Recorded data
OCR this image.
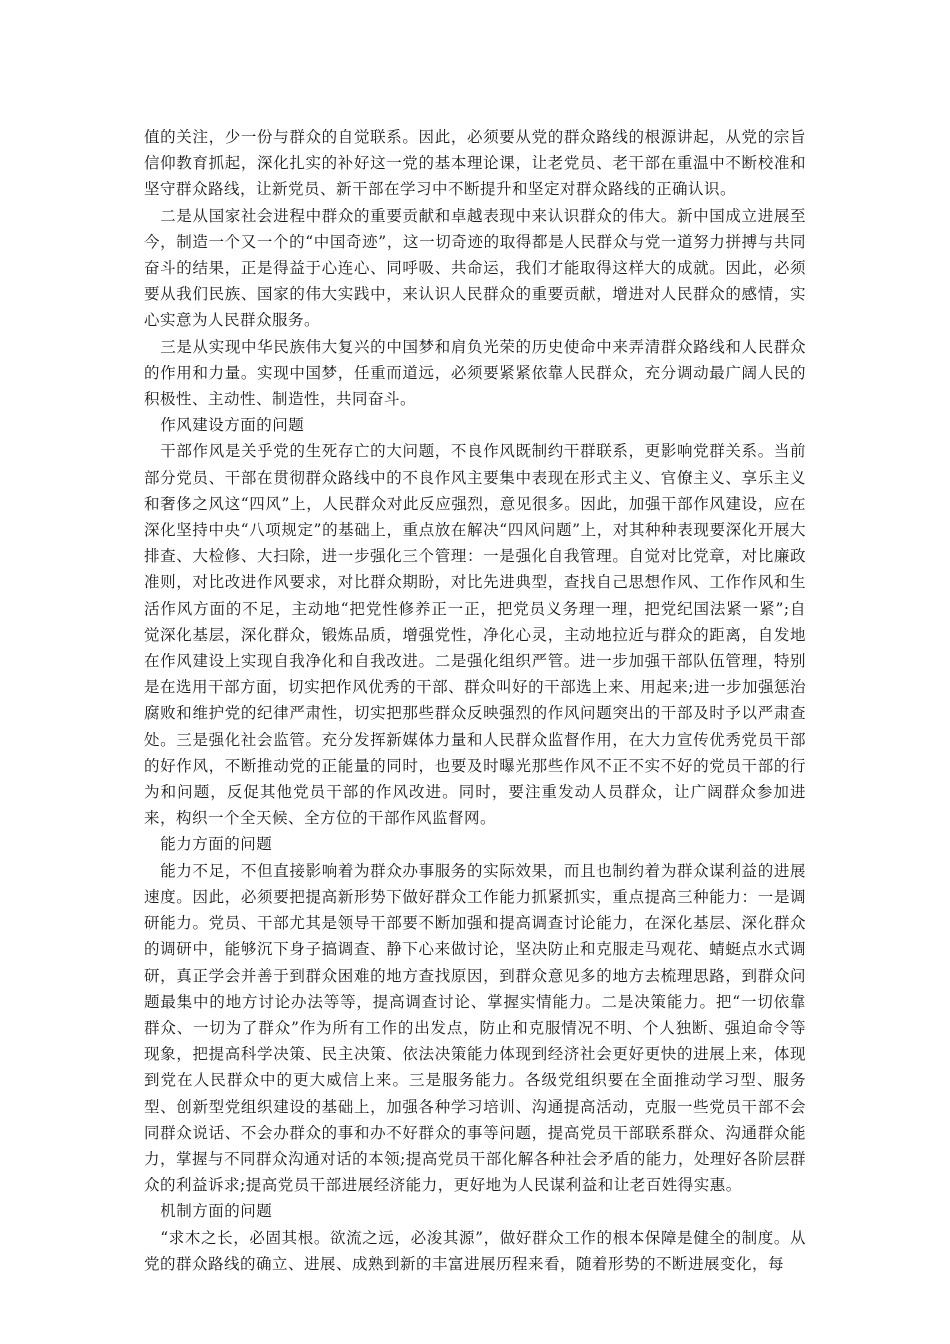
值的关注，少一份与群众的自觉联系。因此，必须要从党的群众路线的根源讲起，从党的宗旨信仰教育抓起，深化扎实的补好这一党的基本理论课，让老党员、老干部在重温中不断校准和坚守群众路线，让新党员、新干部在学习中不断提升和坚定对群众路线的正确认识。

二是从国家社会进程中群众的重要贡献和卓越表现中来认识群众的伟大。新中国成立进展至今，制造一个又一个的“中国奇迹”，这一切奇迹的取得都是人民群众与党一道努力拼搏与共同奋斗的结果，正是得益于心连心、同呼吸、共命运，我们才能取得这样大的成就。因此，必须要从我们民族、国家的伟大实践中，来认识人民群众的重要贡献，增进对人民群众的感情，实心实意为人民群众服务。

三是从实现中华民族伟大复兴的中国梦和肩负光荣的历史使命中来弄清群众路线和人民群众的作用和力量。实现中国梦，任重而道远，必须要紧紧依靠人民群众，充分调动最广阔人民的积极性、主动性、制造性，共同奋斗。

作风建设方面的问题

干部作风是关乎党的生死存亡的大问题，不良作风既制约干群联系，更影响党群关系。当前部分党员、干部在贯彻群众路线中的不良作风主要集中表现在形式主义、官僚主义、享乐主义和奢侈之风这“四风”上，人民群众对此反应强烈，意见很多。因此，加强干部作风建设，应在深化坚持中央“八项规定”的基础上，重点放在解决“四风问题”上，对其种种表现要深化开展大排查、大检修、大扫除，进一步强化三个管理：一是强化自我管理。自觉对比党章，对比廉政准则，对比改进作风要求，对比群众期盼，对比先进典型，查找自己思想作风、工作作风和生活作风方面的不足，主动地“把党性修养正一正，把党员义务理一理，把党纪国法紧一紧”;自觉深化基层，深化群众，锻炼品质，增强党性，净化心灵，主动地拉近与群众的距离，自发地在作风建设上实现自我净化和自我改进。二是强化组织严管。进一步加强干部队伍管理，特别是在选用干部方面，切实把作风优秀的干部、群众叫好的干部选上来、用起来;进一步加强惩治腐败和维护党的纪律严肃性，切实把那些群众反映强烈的作风问题突出的干部及时予以严肃查处。三是强化社会监管。充分发挥新媒体力量和人民群众监督作用，在大力宣传优秀党员干部的好作风，不断推动党的正能量的同时，也要及时曝光那些作风不正不实不好的党员干部的行为和问题，反促其他党员干部的作风改进。同时，要注重发动人员群众，让广阔群众参加进来，构织一个全天候、全方位的干部作风监督网。

能力方面的问题

能力不足，不但直接影响着为群众办事服务的实际效果，而且也制约着为群众谋利益的进展速度。因此，必须要把提高新形势下做好群众工作能力抓紧抓实，重点提高三种能力：一是调研能力。党员、干部尤其是领导干部要不断加强和提高调查讨论能力，在深化基层、深化群众的调研中，能够沉下身子搞调查、静下心来做讨论，坚决防止和克服走马观花、蜻蜓点水式调研，真正学会并善于到群众困难的地方查找原因，到群众意见多的地方去梳理思路，到群众问题最集中的地方讨论办法等等，提高调查讨论、掌握实情能力。二是决策能力。把“一切依靠群众、一切为了群众”作为所有工作的出发点，防止和克服情况不明、个人独断、强迫命令等现象，把提高科学决策、民主决策、依法决策能力体现到经济社会更好更快的进展上来，体现到党在人民群众中的更大威信上来。三是服务能力。各级党组织要在全面推动学习型、服务型、创新型党组织建设的基础上，加强各种学习培训、沟通提高活动，克服一些党员干部不会同群众说话、不会办群众的事和办不好群众的事等问题，提高党员干部联系群众、沟通群众能力，掌握与不同群众沟通对话的本领;提高党员干部化解各种社会矛盾的能力，处理好各阶层群众的利益诉求;提高党员干部进展经济能力，更好地为人民谋利益和让老百姓得实惠。

机制方面的问题

“求木之长，必固其根。欲流之远，必浚其源”，做好群众工作的根本保障是健全的制度。从党的群众路线的确立、进展、成熟到新的丰富进展历程来看，随着形势的不断进展变化，每
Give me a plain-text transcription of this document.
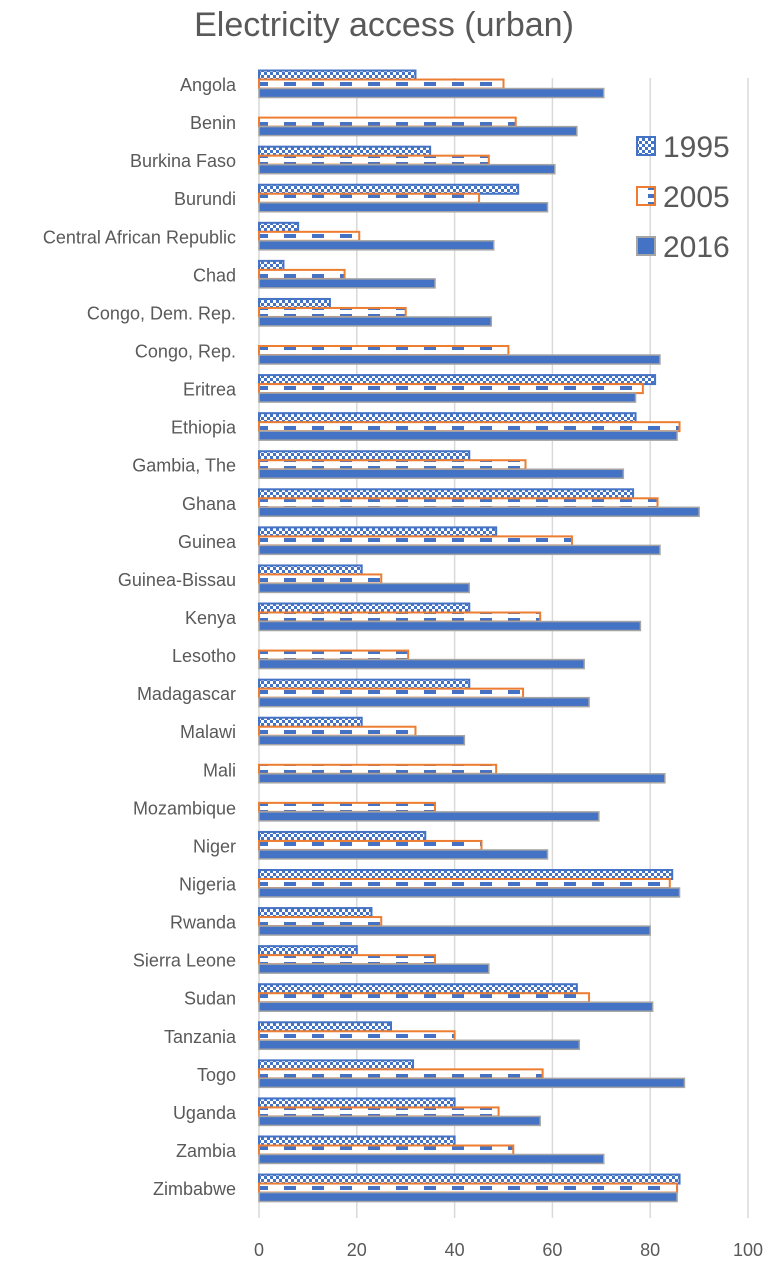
Electricity access (urban)
Angola
Benin
Burkina Faso
Burundi
Central African Republic
Chad
Congo, Dem. Rep.
Congo, Rep.
Eritrea
Ethiopia
Gambia, The
Ghana
Guinea
Guinea-Bissau
Kenya
Lesotho
Madagascar
Malawi
Mali
Mozambique
Niger
Nigeria
Rwanda
Sierra Leone
Sudan
Tanzania
Togo
Uganda
Zambia
Zimbabwe
0	20	40	60	80	100
1995
2005
2016
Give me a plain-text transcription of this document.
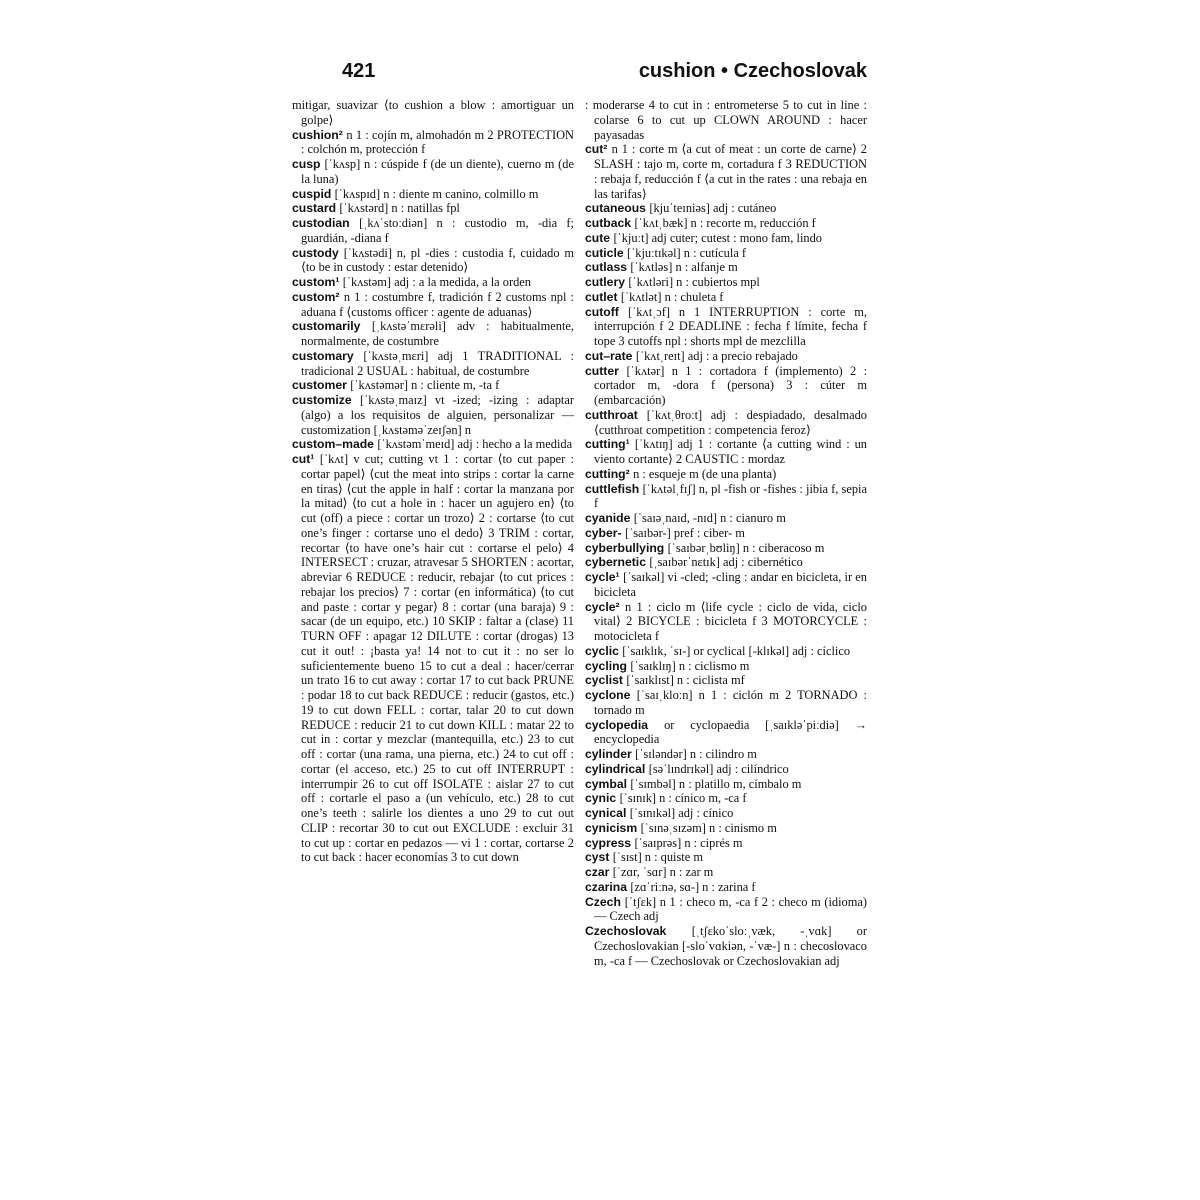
421	cushion • Czechoslovak

mitigar, suavizar ⟨to cushion a blow : amortiguar un golpe⟩

cushion² n 1 : cojín m, almohadón m 2 PROTECTION : colchón m, protección f

cusp [ˈkʌsp] n : cúspide f (de un diente), cuerno m (de la luna)

cuspid [ˈkʌspɪd] n : diente m canino, colmillo m

custard [ˈkʌstərd] n : natillas fpl

custodian [ˌkʌˈstoːdiən] n : custodio m, -dia f; guardián, -diana f

custody [ˈkʌstədi] n, pl -dies : custodia f, cuidado m ⟨to be in custody : estar detenido⟩

custom¹ [ˈkʌstəm] adj : a la medida, a la orden

custom² n 1 : costumbre f, tradición f 2 customs npl : aduana f ⟨customs officer : agente de aduanas⟩

customarily [ˌkʌstəˈmɛrəli] adv : habitualmente, normalmente, de costumbre

customary [ˈkʌstəˌmɛri] adj 1 TRADITIONAL : tradicional 2 USUAL : habitual, de costumbre

customer [ˈkʌstəmər] n : cliente m, -ta f

customize [ˈkʌstəˌmaɪz] vt -ized; -izing : adaptar (algo) a los requisitos de alguien, personalizar — customization [ˌkʌstəməˈzeɪʃən] n

custom–made [ˈkʌstəmˈmeɪd] adj : hecho a la medida

cut¹ [ˈkʌt] v cut; cutting vt 1 : cortar ⟨to cut paper : cortar papel⟩ ⟨cut the meat into strips : cortar la carne en tiras⟩ ⟨cut the apple in half : cortar la manzana por la mitad⟩ ⟨to cut a hole in : hacer un agujero en⟩ ⟨to cut (off) a piece : cortar un trozo⟩ 2 : cortarse ⟨to cut one’s finger : cortarse uno el dedo⟩ 3 TRIM : cortar, recortar ⟨to have one’s hair cut : cortarse el pelo⟩ 4 INTERSECT : cruzar, atravesar 5 SHORTEN : acortar, abreviar 6 REDUCE : reducir, rebajar ⟨to cut prices : rebajar los precios⟩ 7 : cortar (en informática) ⟨to cut and paste : cortar y pegar⟩ 8 : cortar (una baraja) 9 : sacar (de un equipo, etc.) 10 SKIP : faltar a (clase) 11 TURN OFF : apagar 12 DILUTE : cortar (drogas) 13 cut it out! : ¡basta ya! 14 not to cut it : no ser lo suficientemente bueno 15 to cut a deal : hacer/cerrar un trato 16 to cut away : cortar 17 to cut back PRUNE : podar 18 to cut back REDUCE : reducir (gastos, etc.) 19 to cut down FELL : cortar, talar 20 to cut down REDUCE : reducir 21 to cut down KILL : matar 22 to cut in : cortar y mezclar (mantequilla, etc.) 23 to cut off : cortar (una rama, una pierna, etc.) 24 to cut off : cortar (el acceso, etc.) 25 to cut off INTERRUPT : interrumpir 26 to cut off ISOLATE : aislar 27 to cut off : cortarle el paso a (un vehículo, etc.) 28 to cut one’s teeth : salirle los dientes a uno 29 to cut out CLIP : recortar 30 to cut out EXCLUDE : excluir 31 to cut up : cortar en pedazos — vi 1 : cortar, cortarse 2 to cut back : hacer economías 3 to cut down

: moderarse 4 to cut in : entrometerse 5 to cut in line : colarse 6 to cut up CLOWN AROUND : hacer payasadas

cut² n 1 : corte m ⟨a cut of meat : un corte de carne⟩ 2 SLASH : tajo m, corte m, cortadura f 3 REDUCTION : rebaja f, reducción f ⟨a cut in the rates : una rebaja en las tarifas⟩

cutaneous [kjuˈteɪniəs] adj : cutáneo

cutback [ˈkʌtˌbæk] n : recorte m, reducción f

cute [ˈkjuːt] adj cuter; cutest : mono fam, lindo

cuticle [ˈkjuːtɪkəl] n : cutícula f

cutlass [ˈkʌtləs] n : alfanje m

cutlery [ˈkʌtləri] n : cubiertos mpl

cutlet [ˈkʌtlət] n : chuleta f

cutoff [ˈkʌtˌɔf] n 1 INTERRUPTION : corte m, interrupción f 2 DEADLINE : fecha f límite, fecha f tope 3 cutoffs npl : shorts mpl de mezclilla

cut–rate [ˈkʌtˌreɪt] adj : a precio rebajado

cutter [ˈkʌtər] n 1 : cortadora f (implemento) 2 : cortador m, -dora f (persona) 3 : cúter m (embarcación)

cutthroat [ˈkʌtˌθroːt] adj : despiadado, desalmado ⟨cutthroat competition : competencia feroz⟩

cutting¹ [ˈkʌtɪŋ] adj 1 : cortante ⟨a cutting wind : un viento cortante⟩ 2 CAUSTIC : mordaz

cutting² n : esqueje m (de una planta)

cuttlefish [ˈkʌtəlˌfɪʃ] n, pl -fish or -fishes : jibia f, sepia f

cyanide [ˈsaɪəˌnaɪd, -nɪd] n : cianuro m

cyber- [ˈsaɪbər-] pref : ciber- m

cyberbullying [ˈsaɪbərˌbʊliŋ] n : ciberacoso m

cybernetic [ˌsaɪbərˈnɛtɪk] adj : cibernético

cycle¹ [ˈsaɪkəl] vi -cled; -cling : andar en bicicleta, ir en bicicleta

cycle² n 1 : ciclo m ⟨life cycle : ciclo de vida, ciclo vital⟩ 2 BICYCLE : bicicleta f 3 MOTORCYCLE : motocicleta f

cyclic [ˈsaɪklɪk, ˈsɪ-] or cyclical [-klɪkəl] adj : cíclico

cycling [ˈsaɪklɪŋ] n : ciclismo m

cyclist [ˈsaɪklɪst] n : ciclista mf

cyclone [ˈsaɪˌkloːn] n 1 : ciclón m 2 TORNADO : tornado m

cyclopedia or cyclopaedia [ˌsaɪkləˈpiːdiə] → encyclopedia

cylinder [ˈsɪləndər] n : cilindro m

cylindrical [səˈlɪndrɪkəl] adj : cilíndrico

cymbal [ˈsɪmbəl] n : platillo m, címbalo m

cynic [ˈsɪnɪk] n : cínico m, -ca f

cynical [ˈsɪnɪkəl] adj : cínico

cynicism [ˈsɪnəˌsɪzəm] n : cinismo m

cypress [ˈsaɪprəs] n : ciprés m

cyst [ˈsɪst] n : quiste m

czar [ˈzɑr, ˈsɑr] n : zar m

czarina [zɑˈriːnə, sɑ-] n : zarina f

Czech [ˈtʃɛk] n 1 : checo m, -ca f 2 : checo m (idioma) — Czech adj

Czechoslovak [ˌtʃɛkoˈsloːˌvæk, -ˌvɑk] or Czechoslovakian [-sloˈvɑkiən, -ˈvæ-] n : checoslovaco m, -ca f — Czechoslovak or Czechoslovakian adj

# STATED GOAL
Copy each line above containing the string "costumbre".

# ANSWER
custom² n 1 : costumbre f, tradición f 2 customs npl : aduana f ⟨customs officer : agente de aduanas⟩
customarily [ˌkʌstəˈmɛrəli] adv : habitualmente, normalmente, de costumbre
customary [ˈkʌstəˌmɛri] adj 1 TRADITIONAL : tradicional 2 USUAL : habitual, de costumbre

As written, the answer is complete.